Written instruction a: In the listing, reproduce everything from the line containing "367, 483, 407]" down to the line containing "206, 669, 213]", keeping both of those lines.
-*-*-
Glenn Stays Focused

Glenn Roeder says he will not be deflected in his aims by speculation concerning his players.

Recent stories have included suggestions that Trevor Sinclair was unhappy at West Ham, but the player himself has emphatically denied the claims.

"As far as I'm concerned what Trevor actually tells me is all that matters," says Glenn.

"He has told me he is very happy at the club and wants to continue here, and he is certainly in my plans.

"We certainly came to realise how much we miss him him when he was out for 20 games."

He is also unconcerned by a suggestion that he 'has to decide whether or not to sell Paolo Di Canio to Watford' as one newspaper claimed recently.

"That's just paper talk," responds Glenn, "and some papers are just making mischief between myself and Paolo.

"All I would like from him is when he comes back to pre-season training he  will tell me he wants to continue playing for the club.

"He is one of the best trainers at the club, very professional, and he would agree that he wants to come back to his very best form which at times, and he admitted it last year, he didn't always hit those heights because of his sinus problems. But that now has been operated on."

Paolo suggested last season that some players have to train harder, and it is a notion with which Glenn readily agrees.

"Very much so," he says. "We never go to the bottom of the players' energy reserves in training, so that if they want to do some extra they can do so.

"I certainly like to see players doing a bit extra after training so they can practise their techniques, whether it be juggling with the ball on their own or spreading out in twos or threes and practising their passing techniques.
-*-*-
Written instruction b: Restate everything from "He is also unconcerned" down to "Glenn readily agrees." in the Glenn Roeder article, switching "Watford" to "Fulham".

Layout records
-*-*-
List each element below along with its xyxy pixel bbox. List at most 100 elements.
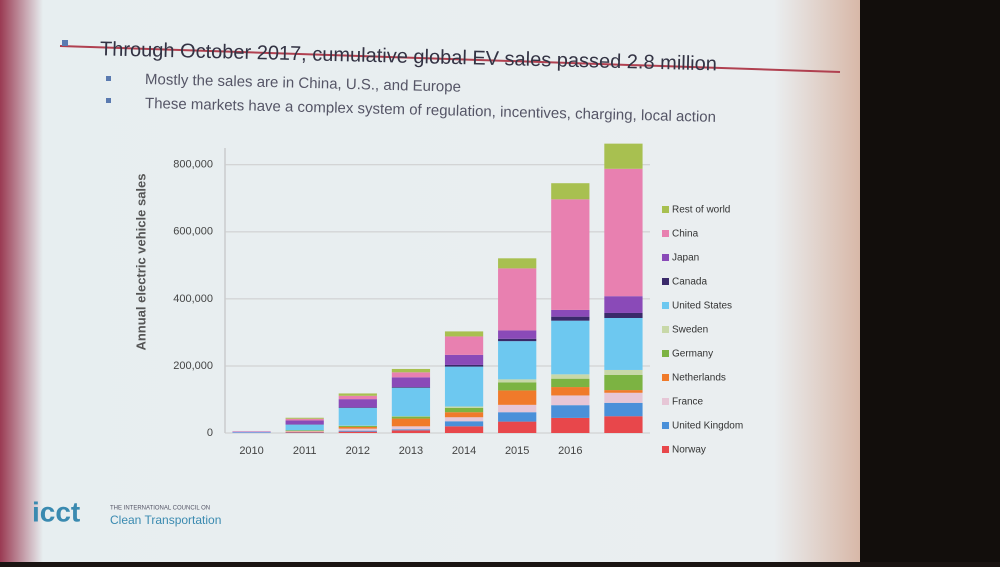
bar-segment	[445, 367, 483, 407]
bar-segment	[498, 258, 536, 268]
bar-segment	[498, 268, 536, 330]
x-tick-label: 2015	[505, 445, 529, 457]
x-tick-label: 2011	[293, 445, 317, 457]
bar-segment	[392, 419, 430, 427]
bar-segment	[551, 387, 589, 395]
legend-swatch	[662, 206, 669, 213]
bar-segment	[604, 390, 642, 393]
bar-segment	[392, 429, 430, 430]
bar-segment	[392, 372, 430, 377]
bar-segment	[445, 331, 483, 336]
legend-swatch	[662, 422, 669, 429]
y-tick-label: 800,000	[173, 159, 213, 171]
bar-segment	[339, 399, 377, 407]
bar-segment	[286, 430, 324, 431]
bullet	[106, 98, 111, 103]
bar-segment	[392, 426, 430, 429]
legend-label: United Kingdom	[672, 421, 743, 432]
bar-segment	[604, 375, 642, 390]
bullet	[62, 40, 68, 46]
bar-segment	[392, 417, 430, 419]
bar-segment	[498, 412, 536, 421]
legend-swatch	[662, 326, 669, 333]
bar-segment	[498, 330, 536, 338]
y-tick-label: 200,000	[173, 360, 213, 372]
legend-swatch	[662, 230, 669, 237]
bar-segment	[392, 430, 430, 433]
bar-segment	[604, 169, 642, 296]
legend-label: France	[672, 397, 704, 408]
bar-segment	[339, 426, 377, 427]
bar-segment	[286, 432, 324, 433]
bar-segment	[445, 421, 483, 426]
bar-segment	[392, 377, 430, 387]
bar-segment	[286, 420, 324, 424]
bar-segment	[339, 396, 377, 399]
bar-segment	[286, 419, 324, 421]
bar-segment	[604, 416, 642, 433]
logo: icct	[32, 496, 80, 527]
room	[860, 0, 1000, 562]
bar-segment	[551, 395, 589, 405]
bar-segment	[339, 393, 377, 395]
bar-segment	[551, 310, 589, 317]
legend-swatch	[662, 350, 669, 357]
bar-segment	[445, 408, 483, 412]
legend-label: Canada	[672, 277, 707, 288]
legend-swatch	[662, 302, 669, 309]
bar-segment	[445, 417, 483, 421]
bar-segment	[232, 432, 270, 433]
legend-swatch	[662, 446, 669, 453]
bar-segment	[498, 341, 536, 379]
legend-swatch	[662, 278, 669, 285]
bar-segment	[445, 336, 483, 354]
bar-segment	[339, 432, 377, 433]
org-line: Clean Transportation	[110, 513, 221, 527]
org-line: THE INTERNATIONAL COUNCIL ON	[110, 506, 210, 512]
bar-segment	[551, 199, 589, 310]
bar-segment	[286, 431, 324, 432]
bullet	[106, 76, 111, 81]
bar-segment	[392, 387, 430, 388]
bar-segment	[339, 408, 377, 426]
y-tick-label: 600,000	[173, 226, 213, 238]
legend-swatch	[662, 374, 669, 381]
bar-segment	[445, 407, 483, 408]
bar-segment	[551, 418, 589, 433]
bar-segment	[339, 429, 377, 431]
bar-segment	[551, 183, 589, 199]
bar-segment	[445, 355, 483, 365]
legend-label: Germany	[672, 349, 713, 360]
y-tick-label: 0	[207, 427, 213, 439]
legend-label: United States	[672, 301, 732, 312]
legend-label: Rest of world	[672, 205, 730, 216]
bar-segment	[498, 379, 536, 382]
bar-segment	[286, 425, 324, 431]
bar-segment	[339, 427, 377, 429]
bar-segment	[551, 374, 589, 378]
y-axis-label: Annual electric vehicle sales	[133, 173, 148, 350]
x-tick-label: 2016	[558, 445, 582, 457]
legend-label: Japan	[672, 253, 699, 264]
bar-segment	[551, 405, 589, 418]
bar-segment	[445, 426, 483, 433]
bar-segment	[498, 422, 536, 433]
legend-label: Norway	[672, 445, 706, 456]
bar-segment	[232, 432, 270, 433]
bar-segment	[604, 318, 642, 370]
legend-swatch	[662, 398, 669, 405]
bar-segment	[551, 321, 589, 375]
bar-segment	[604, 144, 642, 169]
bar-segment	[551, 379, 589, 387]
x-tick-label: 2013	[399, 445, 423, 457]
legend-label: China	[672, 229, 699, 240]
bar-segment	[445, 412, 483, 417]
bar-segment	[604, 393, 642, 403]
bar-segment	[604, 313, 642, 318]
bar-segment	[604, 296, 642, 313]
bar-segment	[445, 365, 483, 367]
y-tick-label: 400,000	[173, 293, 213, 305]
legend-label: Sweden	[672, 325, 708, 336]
-*-*-
Correct output a:
bar-segment	[445, 367, 483, 407]
bar-segment	[498, 258, 536, 268]
bar-segment	[498, 268, 536, 330]
x-tick-label: 2015	[505, 445, 529, 457]
x-tick-label: 2011	[293, 445, 317, 457]
bar-segment	[392, 419, 430, 427]
bar-segment	[551, 387, 589, 395]
legend-swatch	[662, 206, 669, 213]

Correct output b:
He is also unconcerned by a suggestion that he 'has to decide whether or not to sell Paolo Di Canio to Fulham' as one newspaper claimed recently.

"That's just paper talk," responds Glenn, "and some papers are just making mischief between myself and Paolo.

"All I would like from him is when he comes back to pre-season training he  will tell me he wants to continue playing for the club.

"He is one of the best trainers at the club, very professional, and he would agree that he wants to come back to his very best form which at times, and he admitted it last year, he didn't always hit those heights because of his sinus problems. But that now has been operated on."

Paolo suggested last season that some players have to train harder, and it is a notion with which Glenn readily agrees.